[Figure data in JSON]
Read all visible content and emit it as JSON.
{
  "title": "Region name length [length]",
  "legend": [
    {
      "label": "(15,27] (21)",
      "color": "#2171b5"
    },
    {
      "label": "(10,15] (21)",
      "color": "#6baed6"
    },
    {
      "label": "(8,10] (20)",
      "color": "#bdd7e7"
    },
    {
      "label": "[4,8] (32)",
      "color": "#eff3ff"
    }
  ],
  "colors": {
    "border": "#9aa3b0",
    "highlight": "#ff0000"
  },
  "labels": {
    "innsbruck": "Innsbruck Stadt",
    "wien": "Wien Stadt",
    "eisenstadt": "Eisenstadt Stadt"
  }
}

### EXERCISE REQUIREMENTS
Every line of the records above needs to be given again exactly.

### ANSWER IN FULL
Read all visible content and emit it as JSON.
{
  "title": "Region name length [length]",
  "legend": [
    {
      "label": "(15,27] (21)",
      "color": "#2171b5"
    },
    {
      "label": "(10,15] (21)",
      "color": "#6baed6"
    },
    {
      "label": "(8,10] (20)",
      "color": "#bdd7e7"
    },
    {
      "label": "[4,8] (32)",
      "color": "#eff3ff"
    }
  ],
  "colors": {
    "border": "#9aa3b0",
    "highlight": "#ff0000"
  },
  "labels": {
    "innsbruck": "Innsbruck Stadt",
    "wien": "Wien Stadt",
    "eisenstadt": "Eisenstadt Stadt"
  }
}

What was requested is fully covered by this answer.